*REQUIREMENTS*.
Drop the pictures, then extract the listing word for word.

*THE RECORDS*.

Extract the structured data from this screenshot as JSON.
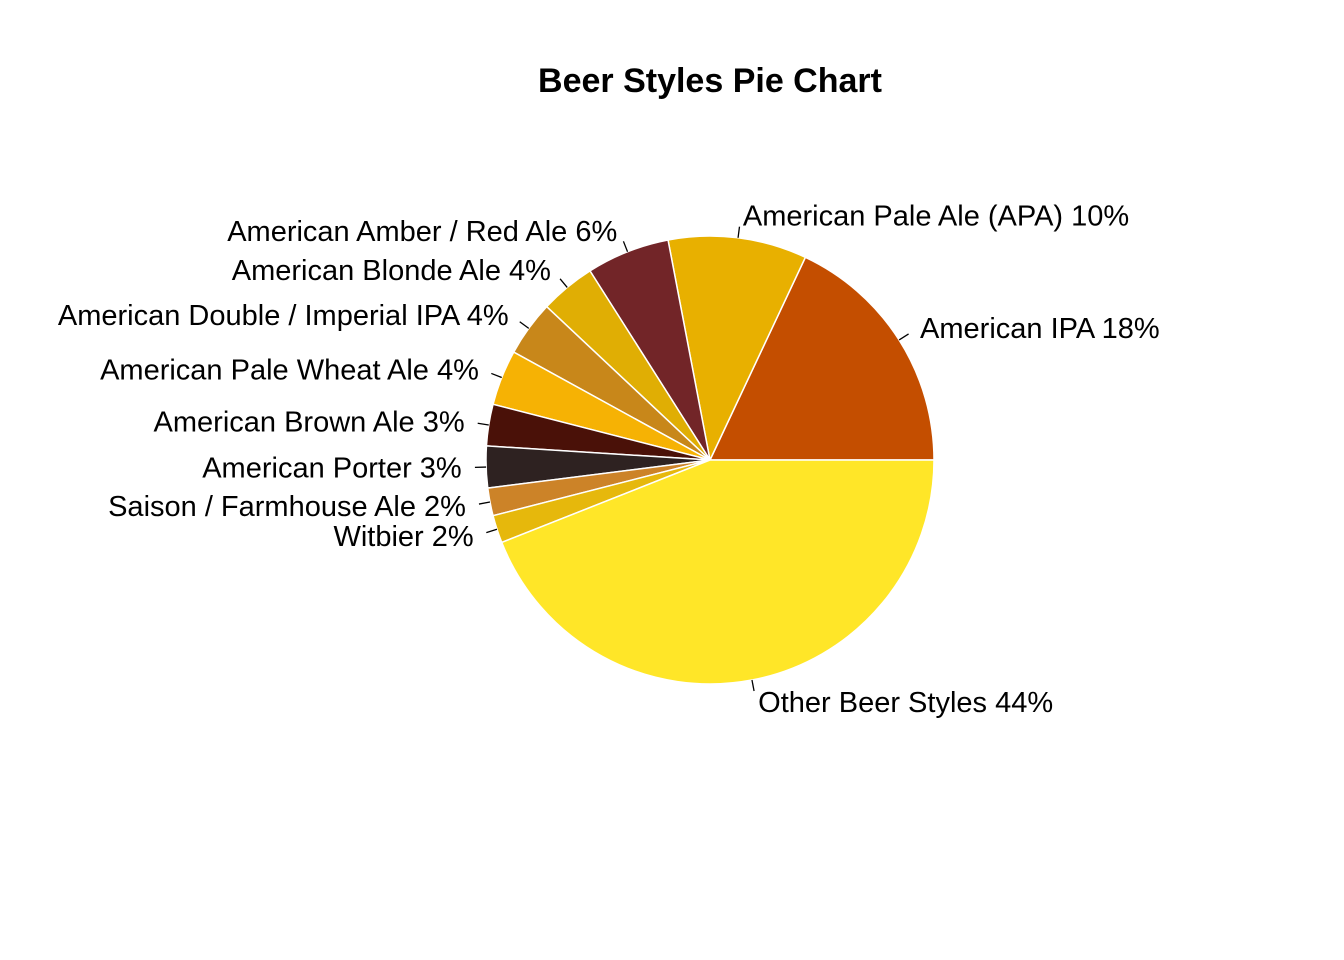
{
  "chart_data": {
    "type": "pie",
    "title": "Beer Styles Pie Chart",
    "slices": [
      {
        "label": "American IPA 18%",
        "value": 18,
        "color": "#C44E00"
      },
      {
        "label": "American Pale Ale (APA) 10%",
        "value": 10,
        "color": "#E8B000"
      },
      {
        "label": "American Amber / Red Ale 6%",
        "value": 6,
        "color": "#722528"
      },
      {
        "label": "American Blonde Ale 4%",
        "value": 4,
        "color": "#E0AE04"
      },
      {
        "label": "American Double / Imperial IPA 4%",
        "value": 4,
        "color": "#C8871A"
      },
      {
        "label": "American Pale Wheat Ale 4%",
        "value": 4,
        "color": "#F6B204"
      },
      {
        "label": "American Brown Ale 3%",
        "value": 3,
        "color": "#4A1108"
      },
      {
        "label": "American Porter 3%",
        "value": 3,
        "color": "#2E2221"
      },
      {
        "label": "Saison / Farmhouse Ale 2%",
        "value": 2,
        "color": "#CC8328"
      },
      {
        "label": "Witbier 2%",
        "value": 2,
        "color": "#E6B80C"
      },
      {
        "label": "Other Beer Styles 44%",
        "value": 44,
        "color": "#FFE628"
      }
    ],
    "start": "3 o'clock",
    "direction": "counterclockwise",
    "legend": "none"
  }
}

*RESULT*.
Extract the structured data from this screenshot as JSON.
{
  "chart_data": {
    "type": "pie",
    "title": "Beer Styles Pie Chart",
    "slices": [
      {
        "label": "American IPA 18%",
        "value": 18,
        "color": "#C44E00"
      },
      {
        "label": "American Pale Ale (APA) 10%",
        "value": 10,
        "color": "#E8B000"
      },
      {
        "label": "American Amber / Red Ale 6%",
        "value": 6,
        "color": "#722528"
      },
      {
        "label": "American Blonde Ale 4%",
        "value": 4,
        "color": "#E0AE04"
      },
      {
        "label": "American Double / Imperial IPA 4%",
        "value": 4,
        "color": "#C8871A"
      },
      {
        "label": "American Pale Wheat Ale 4%",
        "value": 4,
        "color": "#F6B204"
      },
      {
        "label": "American Brown Ale 3%",
        "value": 3,
        "color": "#4A1108"
      },
      {
        "label": "American Porter 3%",
        "value": 3,
        "color": "#2E2221"
      },
      {
        "label": "Saison / Farmhouse Ale 2%",
        "value": 2,
        "color": "#CC8328"
      },
      {
        "label": "Witbier 2%",
        "value": 2,
        "color": "#E6B80C"
      },
      {
        "label": "Other Beer Styles 44%",
        "value": 44,
        "color": "#FFE628"
      }
    ],
    "start": "3 o'clock",
    "direction": "counterclockwise",
    "legend": "none"
  }
}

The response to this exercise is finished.